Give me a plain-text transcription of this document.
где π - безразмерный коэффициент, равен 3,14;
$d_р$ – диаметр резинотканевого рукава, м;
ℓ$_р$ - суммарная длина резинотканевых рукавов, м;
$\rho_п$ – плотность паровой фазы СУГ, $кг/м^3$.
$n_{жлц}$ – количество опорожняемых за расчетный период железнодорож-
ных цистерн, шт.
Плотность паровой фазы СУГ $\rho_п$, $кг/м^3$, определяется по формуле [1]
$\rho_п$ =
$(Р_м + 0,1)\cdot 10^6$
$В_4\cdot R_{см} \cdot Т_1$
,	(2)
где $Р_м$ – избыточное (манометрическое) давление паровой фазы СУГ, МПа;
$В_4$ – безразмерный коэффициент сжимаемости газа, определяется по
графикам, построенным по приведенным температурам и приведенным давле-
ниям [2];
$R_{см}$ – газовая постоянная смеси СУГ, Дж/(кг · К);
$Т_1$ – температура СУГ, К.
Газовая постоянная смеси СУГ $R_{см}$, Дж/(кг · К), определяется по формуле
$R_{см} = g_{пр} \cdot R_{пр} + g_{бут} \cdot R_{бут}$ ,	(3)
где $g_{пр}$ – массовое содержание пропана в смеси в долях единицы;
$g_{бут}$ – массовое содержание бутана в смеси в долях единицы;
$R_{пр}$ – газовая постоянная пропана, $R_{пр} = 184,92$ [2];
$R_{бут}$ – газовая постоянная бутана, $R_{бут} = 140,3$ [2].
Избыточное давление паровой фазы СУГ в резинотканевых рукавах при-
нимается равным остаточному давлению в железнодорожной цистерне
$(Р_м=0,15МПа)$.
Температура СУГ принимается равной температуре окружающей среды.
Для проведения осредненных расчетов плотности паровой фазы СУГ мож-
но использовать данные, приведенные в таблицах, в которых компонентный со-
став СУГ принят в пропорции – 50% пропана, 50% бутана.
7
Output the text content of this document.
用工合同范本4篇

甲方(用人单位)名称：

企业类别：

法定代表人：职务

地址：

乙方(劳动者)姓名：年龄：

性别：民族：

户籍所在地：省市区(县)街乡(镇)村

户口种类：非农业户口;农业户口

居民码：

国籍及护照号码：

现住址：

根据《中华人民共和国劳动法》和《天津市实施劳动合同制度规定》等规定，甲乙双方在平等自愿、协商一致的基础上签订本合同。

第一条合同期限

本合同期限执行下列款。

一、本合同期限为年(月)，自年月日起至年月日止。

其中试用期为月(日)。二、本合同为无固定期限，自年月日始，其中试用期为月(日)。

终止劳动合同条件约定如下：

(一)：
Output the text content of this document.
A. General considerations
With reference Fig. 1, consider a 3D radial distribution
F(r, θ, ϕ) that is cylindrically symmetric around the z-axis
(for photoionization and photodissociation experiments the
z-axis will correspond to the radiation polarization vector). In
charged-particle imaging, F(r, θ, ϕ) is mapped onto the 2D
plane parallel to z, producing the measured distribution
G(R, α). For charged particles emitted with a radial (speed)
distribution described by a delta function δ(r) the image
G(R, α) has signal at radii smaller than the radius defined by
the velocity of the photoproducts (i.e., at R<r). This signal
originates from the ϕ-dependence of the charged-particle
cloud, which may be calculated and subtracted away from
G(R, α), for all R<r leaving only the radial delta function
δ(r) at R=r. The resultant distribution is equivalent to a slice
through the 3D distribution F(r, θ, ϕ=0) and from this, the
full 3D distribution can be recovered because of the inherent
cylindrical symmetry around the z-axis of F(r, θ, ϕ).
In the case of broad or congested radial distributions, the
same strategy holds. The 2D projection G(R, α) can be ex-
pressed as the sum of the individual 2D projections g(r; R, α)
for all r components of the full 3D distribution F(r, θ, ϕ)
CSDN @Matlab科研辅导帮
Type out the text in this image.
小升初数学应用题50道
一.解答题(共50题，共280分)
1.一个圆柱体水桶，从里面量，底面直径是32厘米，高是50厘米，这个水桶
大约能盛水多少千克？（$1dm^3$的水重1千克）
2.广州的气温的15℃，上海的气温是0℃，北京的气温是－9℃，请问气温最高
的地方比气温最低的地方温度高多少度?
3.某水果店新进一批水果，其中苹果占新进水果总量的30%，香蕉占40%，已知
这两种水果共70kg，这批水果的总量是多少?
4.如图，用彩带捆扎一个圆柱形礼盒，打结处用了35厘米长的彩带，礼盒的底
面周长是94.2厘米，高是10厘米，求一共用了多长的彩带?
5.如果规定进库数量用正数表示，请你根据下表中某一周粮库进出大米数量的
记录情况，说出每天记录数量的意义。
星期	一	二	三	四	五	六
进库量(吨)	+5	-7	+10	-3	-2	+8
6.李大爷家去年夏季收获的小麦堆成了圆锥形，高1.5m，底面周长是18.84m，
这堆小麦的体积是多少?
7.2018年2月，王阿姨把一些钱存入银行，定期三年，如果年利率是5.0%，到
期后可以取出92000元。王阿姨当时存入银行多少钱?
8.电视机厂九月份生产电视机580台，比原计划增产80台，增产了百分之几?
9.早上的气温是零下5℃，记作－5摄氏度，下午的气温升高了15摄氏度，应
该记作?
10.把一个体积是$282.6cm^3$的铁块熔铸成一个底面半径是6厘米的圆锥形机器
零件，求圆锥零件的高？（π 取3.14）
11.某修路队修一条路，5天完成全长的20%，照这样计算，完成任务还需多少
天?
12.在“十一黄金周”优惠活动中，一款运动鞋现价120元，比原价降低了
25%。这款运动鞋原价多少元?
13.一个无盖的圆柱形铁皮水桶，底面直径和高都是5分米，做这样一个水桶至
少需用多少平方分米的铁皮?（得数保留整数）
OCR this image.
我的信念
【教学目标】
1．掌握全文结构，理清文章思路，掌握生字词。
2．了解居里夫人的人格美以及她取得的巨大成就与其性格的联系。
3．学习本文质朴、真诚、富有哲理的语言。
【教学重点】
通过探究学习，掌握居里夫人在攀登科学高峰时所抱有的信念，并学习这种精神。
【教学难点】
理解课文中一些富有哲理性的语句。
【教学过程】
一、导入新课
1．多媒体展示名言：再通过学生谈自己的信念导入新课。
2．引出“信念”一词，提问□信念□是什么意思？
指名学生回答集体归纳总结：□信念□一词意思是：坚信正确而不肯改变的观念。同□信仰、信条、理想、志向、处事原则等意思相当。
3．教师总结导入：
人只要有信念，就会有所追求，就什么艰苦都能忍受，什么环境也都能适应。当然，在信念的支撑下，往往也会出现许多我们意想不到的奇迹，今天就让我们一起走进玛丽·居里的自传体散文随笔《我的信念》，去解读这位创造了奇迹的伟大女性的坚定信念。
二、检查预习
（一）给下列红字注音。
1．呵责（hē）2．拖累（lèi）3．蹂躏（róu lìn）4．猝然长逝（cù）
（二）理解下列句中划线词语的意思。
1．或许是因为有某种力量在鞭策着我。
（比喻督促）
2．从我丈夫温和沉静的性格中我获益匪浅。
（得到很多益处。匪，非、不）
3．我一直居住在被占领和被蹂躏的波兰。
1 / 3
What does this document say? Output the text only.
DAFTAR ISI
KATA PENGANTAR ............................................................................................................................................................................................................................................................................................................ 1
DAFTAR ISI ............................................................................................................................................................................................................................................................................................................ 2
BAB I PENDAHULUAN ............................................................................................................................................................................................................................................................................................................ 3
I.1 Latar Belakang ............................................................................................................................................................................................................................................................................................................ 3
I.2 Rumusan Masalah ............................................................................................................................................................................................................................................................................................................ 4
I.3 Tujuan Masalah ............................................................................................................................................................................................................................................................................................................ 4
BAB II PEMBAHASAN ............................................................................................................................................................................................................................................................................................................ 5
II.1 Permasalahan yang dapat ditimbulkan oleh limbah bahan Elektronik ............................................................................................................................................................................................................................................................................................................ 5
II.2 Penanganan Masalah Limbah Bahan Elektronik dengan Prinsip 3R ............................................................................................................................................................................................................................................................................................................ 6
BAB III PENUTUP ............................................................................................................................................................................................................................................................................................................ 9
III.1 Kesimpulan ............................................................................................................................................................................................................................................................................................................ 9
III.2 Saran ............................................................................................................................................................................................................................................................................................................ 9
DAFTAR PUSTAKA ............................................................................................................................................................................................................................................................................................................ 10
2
===
• _THE TASK_
Reply with one number only: the count of lines in the entries that contain "формуле".

• _TASK SOLUTION_
2